▶ **Written exercise**
Copy out every line verbatim, from the line containing "nav-scival[interactable]: SciVal ↗: [585, 14, 624, 26]" down to the line containing "document-citation-chart: Documents Citations", including both of those lines.

+++++

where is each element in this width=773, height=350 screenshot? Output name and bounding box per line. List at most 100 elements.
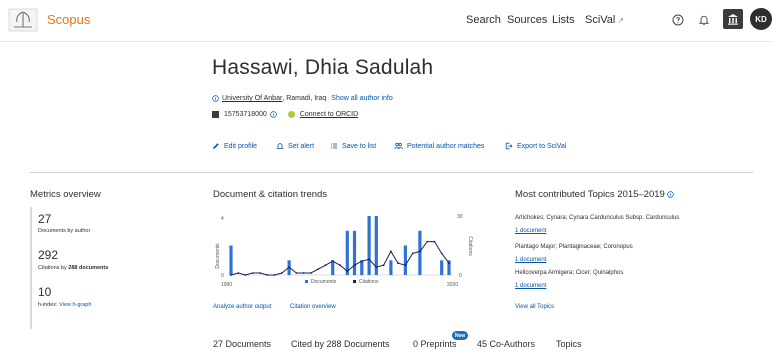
nav-scival[interactable]: SciVal ↗: [585, 14, 624, 26]
metrics-overview-title: Metrics overview: [30, 189, 101, 200]
citations-label-prefix: Citations by: [38, 265, 69, 271]
set-alert-label: Set alert: [288, 142, 315, 150]
author-tabs: 27 Documents Cited by 288 Documents 0 Pr…: [0, 335, 773, 350]
tab-co-authors[interactable]: 45 Co-Authors: [477, 339, 535, 349]
topic-documents-link[interactable]: 1 document: [515, 283, 546, 289]
pencil-icon: [213, 143, 219, 149]
x-tick-start: 1990: [221, 282, 232, 288]
citations-point: [448, 262, 450, 265]
document-citation-chart: Documents Citations 4 0 30 0 1990 2020 D…: [215, 214, 473, 288]
save-to-list-button[interactable]: Save to list: [330, 142, 376, 150]
topic-documents-link[interactable]: 1 document: [515, 228, 546, 234]
citations-point: [353, 264, 356, 267]
citations-point: [324, 264, 327, 267]
citations-point: [281, 272, 283, 274]
potential-author-matches-label: Potential author matches: [407, 142, 485, 150]
citations-point: [390, 250, 392, 253]
citation-overview-link[interactable]: Citation overview: [290, 304, 336, 310]
show-all-author-info-link[interactable]: Show all author info: [331, 95, 392, 102]
trends-title: Document & citation trends: [213, 189, 328, 200]
edit-profile-button[interactable]: Edit profile: [212, 142, 257, 150]
citations-point: [346, 270, 349, 272]
affiliation-location: , Ramadi, Iraq: [282, 95, 327, 102]
topic-name: Helicoverpa Armigera; Cicer; Quinalphos: [515, 270, 624, 276]
external-link-icon: ↗: [617, 16, 625, 25]
documents-count: 27: [38, 212, 52, 226]
citations-point: [259, 272, 261, 274]
list-icon: [331, 143, 337, 149]
top-bar: Scopus Search Sources Lists SciVal ↗ KD: [0, 0, 773, 42]
y2-axis-label: Citations: [467, 236, 473, 256]
view-all-topics-link[interactable]: View all Topics: [515, 304, 554, 310]
citations-point: [288, 266, 290, 268]
nav-lists[interactable]: Lists: [552, 14, 575, 26]
topic-name: Plantago Major; Plantaginaceae; Coronopu…: [515, 244, 633, 250]
y-tick-bottom: 0: [221, 273, 224, 279]
affiliation-link[interactable]: University Of Anbar: [222, 95, 282, 102]
citations-point: [433, 240, 436, 243]
nav-search[interactable]: Search: [466, 14, 501, 26]
citations-point: [375, 266, 378, 268]
legend-documents-label: Documents: [311, 279, 337, 285]
author-id: 15753718000: [224, 111, 267, 118]
citations-point: [411, 252, 414, 255]
citations-point: [397, 262, 399, 265]
topic-documents-link[interactable]: 1 document: [515, 257, 546, 263]
tab-preprints[interactable]: 0 Preprints: [413, 339, 457, 349]
info-icon: [212, 95, 219, 102]
tab-topics[interactable]: Topics: [556, 339, 582, 349]
save-to-list-label: Save to list: [342, 142, 377, 150]
citations-point: [266, 274, 269, 276]
citations-point: [273, 274, 276, 276]
citations-point: [237, 272, 240, 274]
citations-point: [251, 272, 254, 274]
documents-bar: [331, 260, 335, 276]
h-index-label: h-index:: [38, 302, 58, 308]
analyze-author-output-link[interactable]: Analyze author output: [213, 304, 271, 310]
institution-button[interactable]: [723, 9, 743, 29]
citations-point: [244, 274, 247, 276]
topics-title: Most contributed Topics 2015–2019: [515, 189, 675, 200]
user-avatar[interactable]: KD: [750, 8, 772, 30]
legend-documents-swatch: [305, 280, 308, 283]
citations-point: [440, 252, 443, 255]
citations-point: [426, 240, 429, 243]
new-badge: New: [452, 331, 468, 340]
elsevier-logo-icon[interactable]: [8, 8, 38, 32]
set-alert-button[interactable]: Set alert: [276, 142, 314, 150]
export-to-scival-label: Export to SciVal: [517, 142, 567, 150]
chart-marks: [228, 216, 452, 276]
view-h-graph-link[interactable]: View h-graph: [59, 302, 91, 308]
author-name: Hassawi, Dhia Sadulah: [212, 56, 434, 79]
citations-line: [230, 241, 450, 276]
citations-point: [419, 250, 421, 253]
documents-bar: [389, 260, 393, 276]
nav-scival-label: SciVal: [585, 14, 616, 26]
documents-bar: [403, 245, 407, 275]
citations-point: [360, 260, 363, 263]
help-icon[interactable]: [668, 10, 688, 30]
citations-label: Citations by 288 documents: [38, 265, 108, 271]
citations-point: [230, 274, 232, 276]
export-icon: [505, 142, 513, 150]
documents-bar: [360, 260, 364, 276]
citations-point: [404, 264, 407, 267]
citations-point: [317, 268, 320, 270]
topics-info-icon[interactable]: [667, 191, 675, 198]
connect-orcid-link[interactable]: Connect to ORCID: [300, 111, 358, 118]
tab-cited-by[interactable]: Cited by 288 Documents: [291, 339, 390, 349]
nav-sources[interactable]: Sources: [507, 14, 547, 26]
author-id-info-icon[interactable]: [270, 111, 277, 118]
documents-bar: [229, 245, 233, 275]
citations-point: [339, 264, 341, 267]
export-to-scival-button[interactable]: Export to SciVal: [505, 142, 566, 150]
y2-tick-top: 30: [457, 214, 463, 220]
tab-documents[interactable]: 27 Documents: [213, 339, 271, 349]
documents-bar: [352, 230, 357, 276]
h-index-value: 10: [38, 285, 52, 299]
potential-author-matches-button[interactable]: Potential author matches: [394, 142, 484, 150]
scopus-logo-text[interactable]: Scopus: [47, 12, 90, 27]
users-icon: [394, 142, 403, 150]
bell-icon[interactable]: [694, 10, 714, 30]
x-tick-end: 2020: [447, 282, 458, 288]
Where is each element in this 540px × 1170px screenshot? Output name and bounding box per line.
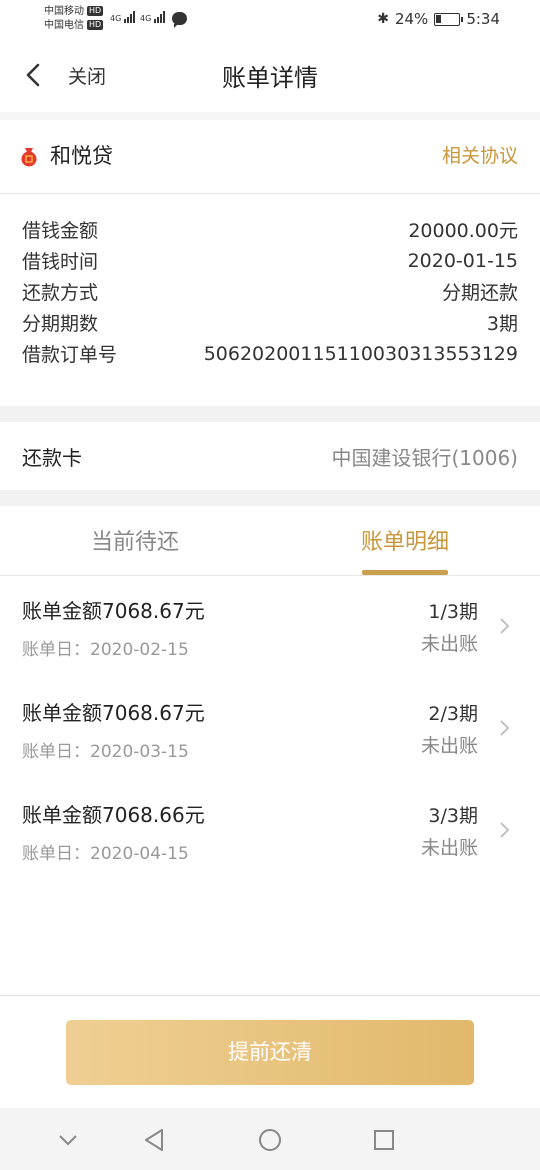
header: 关闭 账单详情 [0,40,540,112]
related-agreement-link[interactable]: 相关协议 [442,141,518,168]
tab-bar: 当前待还 账单明细 [0,506,540,576]
carrier-info: 中国移动 HD 中国电信 HD [44,5,104,33]
info-value: 2020-01-15 [407,249,518,272]
info-value: 分期还款 [441,282,518,304]
list-item[interactable]: 账单金额7068.67元 账单日：2020-03-15 2/3期 未出账 [0,679,540,781]
divider [0,490,540,506]
money-bag-icon [21,148,37,167]
card-value: 中国建设银行(1006) [331,446,518,470]
info-value: 50620200115110030313553129 [203,342,518,365]
hd-badge-1: HD [87,6,104,16]
clock: 5:34 [466,10,500,28]
home-circle-icon[interactable] [256,1126,284,1154]
battery-icon [434,12,464,26]
network-type-2: 4G [140,14,152,23]
signal-icon-2: 4G [140,11,166,23]
bill-list: 账单金额7068.67元 账单日：2020-02-15 1/3期 未出账 账单金… [0,577,540,883]
list-item[interactable]: 账单金额7068.67元 账单日：2020-02-15 1/3期 未出账 [0,577,540,679]
bill-period: 2/3期 [428,703,478,725]
info-label: 还款方式 [22,282,99,304]
hd-badge-2: HD [87,20,104,30]
early-payoff-button[interactable]: 提前还清 [66,1020,474,1085]
info-row-method: 还款方式 分期还款 [0,276,540,307]
product-name: 和悦贷 [50,144,113,168]
bill-date: 账单日：2020-03-15 [22,742,189,762]
info-row-periods: 分期期数 3期 [0,307,540,338]
card-label: 还款卡 [22,446,82,470]
chevron-right-icon [500,618,510,634]
tab-current-due[interactable]: 当前待还 [0,524,270,556]
bottom-action-area: 提前还清 [0,995,540,1108]
status-bar: 中国移动 HD 中国电信 HD 4G 4G ✱ 24% 5:34 [0,0,540,40]
signal-icon-1: 4G [110,11,136,23]
repayment-card-row[interactable]: 还款卡 中国建设银行(1006) [0,422,540,490]
bill-status: 未出账 [420,837,478,859]
active-tab-indicator [362,570,448,575]
carrier-1: 中国移动 [44,6,84,17]
bill-date: 账单日：2020-04-15 [22,844,189,864]
recents-square-icon[interactable] [370,1126,398,1154]
chevron-down-icon[interactable] [54,1126,82,1154]
chevron-right-icon [500,720,510,736]
chevron-right-icon [500,822,510,838]
info-label: 借钱时间 [22,251,99,273]
info-value: 20000.00元 [408,220,518,242]
info-label: 借钱金额 [22,220,99,242]
divider [0,406,540,422]
network-type-1: 4G [110,14,122,23]
info-value: 3期 [486,313,518,335]
info-row-date: 借钱时间 2020-01-15 [0,245,540,276]
info-row-order-no: 借款订单号 50620200115110030313553129 [0,338,540,369]
back-triangle-icon[interactable] [140,1126,168,1154]
info-label: 借款订单号 [22,344,118,366]
bill-period: 1/3期 [428,601,478,623]
bill-status: 未出账 [420,735,478,757]
bluetooth-icon: ✱ [377,11,389,27]
info-row-amount: 借钱金额 20000.00元 [0,214,540,245]
bill-amount: 账单金额7068.66元 [22,803,205,827]
bill-period: 3/3期 [428,805,478,827]
loan-info: 借钱金额 20000.00元 借钱时间 2020-01-15 还款方式 分期还款… [0,194,540,406]
page-title: 账单详情 [222,64,318,92]
product-row: 和悦贷 相关协议 [0,120,540,194]
bill-amount: 账单金额7068.67元 [22,701,205,725]
list-item[interactable]: 账单金额7068.66元 账单日：2020-04-15 3/3期 未出账 [0,781,540,883]
status-right: ✱ 24% 5:34 [377,10,500,28]
tab-bill-detail[interactable]: 账单明细 [270,524,540,556]
battery-percent: 24% [394,10,429,28]
system-nav-bar [0,1108,540,1170]
message-icon [172,12,187,28]
divider [0,112,540,120]
carrier-2: 中国电信 [44,20,84,31]
bill-amount: 账单金额7068.67元 [22,599,205,623]
bill-status: 未出账 [420,633,478,655]
bill-date: 账单日：2020-02-15 [22,640,189,660]
info-label: 分期期数 [22,313,99,335]
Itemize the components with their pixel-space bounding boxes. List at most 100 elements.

+++++

▶ **Expected answer**
nav-scival[interactable]: SciVal ↗: [585, 14, 624, 26]
metrics-overview-title: Metrics overview: [30, 189, 101, 200]
citations-label-prefix: Citations by: [38, 265, 69, 271]
set-alert-label: Set alert: [288, 142, 315, 150]
author-tabs: 27 Documents Cited by 288 Documents 0 Pr…: [0, 335, 773, 350]
tab-co-authors[interactable]: 45 Co-Authors: [477, 339, 535, 349]
topic-documents-link[interactable]: 1 document: [515, 283, 546, 289]
pencil-icon: [213, 143, 219, 149]
x-tick-start: 1990: [221, 282, 232, 288]
citations-point: [448, 262, 450, 265]
document-citation-chart: Documents Citations 4 0 30 0 1990 2020 D…: [215, 214, 473, 288]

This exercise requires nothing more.